== GIVEN REQUEST ==
Output the records exactly. Include every line.

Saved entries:

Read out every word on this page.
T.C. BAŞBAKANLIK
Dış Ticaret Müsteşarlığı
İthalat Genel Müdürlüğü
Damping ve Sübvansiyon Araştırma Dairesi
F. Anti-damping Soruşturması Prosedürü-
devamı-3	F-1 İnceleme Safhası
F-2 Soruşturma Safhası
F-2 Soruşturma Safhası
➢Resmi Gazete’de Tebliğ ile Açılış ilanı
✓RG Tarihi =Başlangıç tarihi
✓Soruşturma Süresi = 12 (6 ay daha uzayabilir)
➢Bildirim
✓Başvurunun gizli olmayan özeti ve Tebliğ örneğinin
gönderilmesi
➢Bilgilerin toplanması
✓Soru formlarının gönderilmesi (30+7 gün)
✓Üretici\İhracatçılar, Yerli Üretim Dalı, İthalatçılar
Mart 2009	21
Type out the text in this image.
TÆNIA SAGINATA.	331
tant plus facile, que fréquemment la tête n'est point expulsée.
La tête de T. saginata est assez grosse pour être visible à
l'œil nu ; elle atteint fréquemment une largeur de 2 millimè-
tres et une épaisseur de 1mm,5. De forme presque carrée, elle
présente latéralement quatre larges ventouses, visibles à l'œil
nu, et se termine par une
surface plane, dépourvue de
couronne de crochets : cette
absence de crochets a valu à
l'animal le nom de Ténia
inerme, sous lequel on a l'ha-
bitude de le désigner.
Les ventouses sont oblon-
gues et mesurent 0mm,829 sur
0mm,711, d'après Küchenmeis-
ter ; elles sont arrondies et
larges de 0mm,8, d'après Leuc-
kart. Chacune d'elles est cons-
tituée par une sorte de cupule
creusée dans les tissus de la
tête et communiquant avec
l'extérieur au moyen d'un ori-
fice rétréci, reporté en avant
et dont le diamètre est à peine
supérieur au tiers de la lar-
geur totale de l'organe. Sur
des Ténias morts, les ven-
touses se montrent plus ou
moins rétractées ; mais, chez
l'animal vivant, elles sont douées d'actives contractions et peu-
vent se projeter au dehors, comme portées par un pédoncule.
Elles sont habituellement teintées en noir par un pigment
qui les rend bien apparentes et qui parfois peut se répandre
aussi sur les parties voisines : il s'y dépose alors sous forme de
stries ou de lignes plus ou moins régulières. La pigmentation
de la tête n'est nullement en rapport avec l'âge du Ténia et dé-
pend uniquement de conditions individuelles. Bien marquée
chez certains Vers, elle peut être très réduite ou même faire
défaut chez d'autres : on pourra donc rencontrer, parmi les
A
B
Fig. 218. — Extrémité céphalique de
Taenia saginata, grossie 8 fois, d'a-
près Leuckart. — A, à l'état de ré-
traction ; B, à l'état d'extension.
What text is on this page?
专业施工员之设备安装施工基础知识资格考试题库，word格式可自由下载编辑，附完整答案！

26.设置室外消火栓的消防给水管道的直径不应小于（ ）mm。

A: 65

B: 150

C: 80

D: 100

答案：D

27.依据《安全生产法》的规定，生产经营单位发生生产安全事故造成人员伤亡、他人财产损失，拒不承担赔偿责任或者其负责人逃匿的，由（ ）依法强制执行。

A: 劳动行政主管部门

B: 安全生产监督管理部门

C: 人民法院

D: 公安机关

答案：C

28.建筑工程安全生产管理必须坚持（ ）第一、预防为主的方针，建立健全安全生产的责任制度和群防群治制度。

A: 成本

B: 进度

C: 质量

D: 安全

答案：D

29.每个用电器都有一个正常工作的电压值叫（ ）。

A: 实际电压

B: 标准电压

== WORKED SOLUTION ==
Read out every word on this page.
T.C. BAŞBAKANLIK
Dış Ticaret Müsteşarlığı
İthalat Genel Müdürlüğü
Damping ve Sübvansiyon Araştırma Dairesi
F. Anti-damping Soruşturması Prosedürü-
devamı-3	F-1 İnceleme Safhası
F-2 Soruşturma Safhası
F-2 Soruşturma Safhası
➢Resmi Gazete’de Tebliğ ile Açılış ilanı
✓RG Tarihi =Başlangıç tarihi
✓Soruşturma Süresi = 12 (6 ay daha uzayabilir)
➢Bildirim
✓Başvurunun gizli olmayan özeti ve Tebliğ örneğinin
gönderilmesi
➢Bilgilerin toplanması
✓Soru formlarının gönderilmesi (30+7 gün)
✓Üretici\İhracatçılar, Yerli Üretim Dalı, İthalatçılar
Mart 2009	21
Type out the text in this image.
TÆNIA SAGINATA.	331
tant plus facile, que fréquemment la tête n'est point expulsée.
La tête de T. saginata est assez grosse pour être visible à
l'œil nu ; elle atteint fréquemment une largeur de 2 millimè-
tres et une épaisseur de 1mm,5. De forme presque carrée, elle
présente latéralement quatre larges ventouses, visibles à l'œil
nu, et se termine par une
surface plane, dépourvue de
couronne de crochets : cette
absence de crochets a valu à
l'animal le nom de Ténia
inerme, sous lequel on a l'ha-
bitude de le désigner.
Les ventouses sont oblon-
gues et mesurent 0mm,829 sur
0mm,711, d'après Küchenmeis-
ter ; elles sont arrondies et
larges de 0mm,8, d'après Leuc-
kart. Chacune d'elles est cons-
tituée par une sorte de cupule
creusée dans les tissus de la
tête et communiquant avec
l'extérieur au moyen d'un ori-
fice rétréci, reporté en avant
et dont le diamètre est à peine
supérieur au tiers de la lar-
geur totale de l'organe. Sur
des Ténias morts, les ven-
touses se montrent plus ou
moins rétractées ; mais, chez
l'animal vivant, elles sont douées d'actives contractions et peu-
vent se projeter au dehors, comme portées par un pédoncule.
Elles sont habituellement teintées en noir par un pigment
qui les rend bien apparentes et qui parfois peut se répandre
aussi sur les parties voisines : il s'y dépose alors sous forme de
stries ou de lignes plus ou moins régulières. La pigmentation
de la tête n'est nullement en rapport avec l'âge du Ténia et dé-
pend uniquement de conditions individuelles. Bien marquée
chez certains Vers, elle peut être très réduite ou même faire
défaut chez d'autres : on pourra donc rencontrer, parmi les
A
B
Fig. 218. — Extrémité céphalique de
Taenia saginata, grossie 8 fois, d'a-
près Leuckart. — A, à l'état de ré-
traction ; B, à l'état d'extension.
What text is on this page?
专业施工员之设备安装施工基础知识资格考试题库，word格式可自由下载编辑，附完整答案！

26.设置室外消火栓的消防给水管道的直径不应小于（ ）mm。

A: 65

B: 150

C: 80

D: 100

答案：D

27.依据《安全生产法》的规定，生产经营单位发生生产安全事故造成人员伤亡、他人财产损失，拒不承担赔偿责任或者其负责人逃匿的，由（ ）依法强制执行。

A: 劳动行政主管部门

B: 安全生产监督管理部门

C: 人民法院

D: 公安机关

答案：C

28.建筑工程安全生产管理必须坚持（ ）第一、预防为主的方针，建立健全安全生产的责任制度和群防群治制度。

A: 成本

B: 进度

C: 质量

D: 安全

答案：D

29.每个用电器都有一个正常工作的电压值叫（ ）。

A: 实际电压

B: 标准电压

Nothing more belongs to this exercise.